WHAT YOU NEED TO DO: Word for word, set down the records and skip each picture.
════
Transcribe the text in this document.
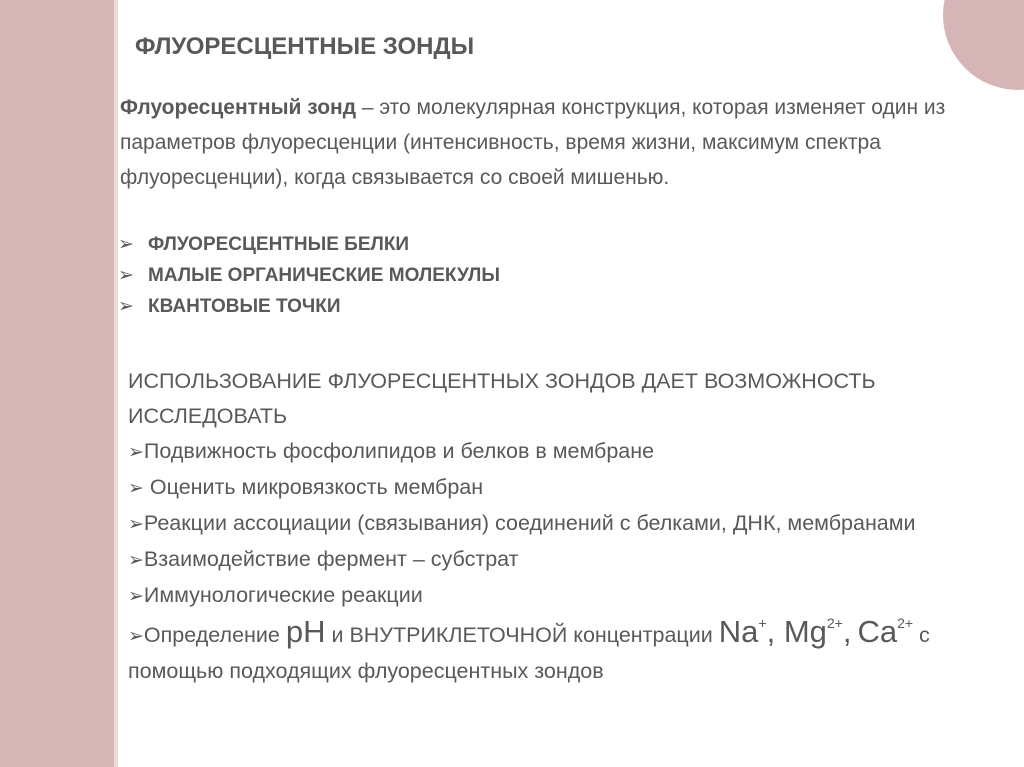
ФЛУОРЕСЦЕНТНЫЕ ЗОНДЫ
Флуоресцентный зонд – это молекулярная конструкция, которая изменяет один из параметров флуоресценции (интенсивность, время жизни, максимум спектра флуоресценции), когда связывается со своей мишенью.
➢ ФЛУОРЕСЦЕНТНЫЕ БЕЛКИ
➢ МАЛЫЕ ОРГАНИЧЕСКИЕ МОЛЕКУЛЫ
➢ КВАНТОВЫЕ ТОЧКИ

ИСПОЛЬЗОВАНИЕ ФЛУОРЕСЦЕНТНЫХ ЗОНДОВ ДАЕТ ВОЗМОЖНОСТЬ ИССЛЕДОВАТЬ

➢Подвижность фосфолипидов и белков в мембране

➢ Оценить микровязкость мембран

➢Реакции ассоциации (связывания) соединений с белками, ДНК, мембранами

➢Взаимодействие фермент – субстрат

➢Иммунологические реакции

➢Определение рН и ВНУТРИКЛЕТОЧНОЙ концентрации Na+, $Mg^{2+}$, $Ca^{2+}$ с помощью подходящих флуоресцентных зондов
════
IN RESPONSE:
Transcribe the text in this document.
ФЛУОРЕСЦЕНТНЫЕ ЗОНДЫ
Флуоресцентный зонд – это молекулярная конструкция, которая изменяет один из параметров флуоресценции (интенсивность, время жизни, максимум спектра флуоресценции), когда связывается со своей мишенью.
➢ ФЛУОРЕСЦЕНТНЫЕ БЕЛКИ
➢ МАЛЫЕ ОРГАНИЧЕСКИЕ МОЛЕКУЛЫ
➢ КВАНТОВЫЕ ТОЧКИ

ИСПОЛЬЗОВАНИЕ ФЛУОРЕСЦЕНТНЫХ ЗОНДОВ ДАЕТ ВОЗМОЖНОСТЬ ИССЛЕДОВАТЬ

➢Подвижность фосфолипидов и белков в мембране

➢ Оценить микровязкость мембран

➢Реакции ассоциации (связывания) соединений с белками, ДНК, мембранами

➢Взаимодействие фермент – субстрат

➢Иммунологические реакции

➢Определение рН и ВНУТРИКЛЕТОЧНОЙ концентрации Na+, $Mg^{2+}$, $Ca^{2+}$ с помощью подходящих флуоресцентных зондов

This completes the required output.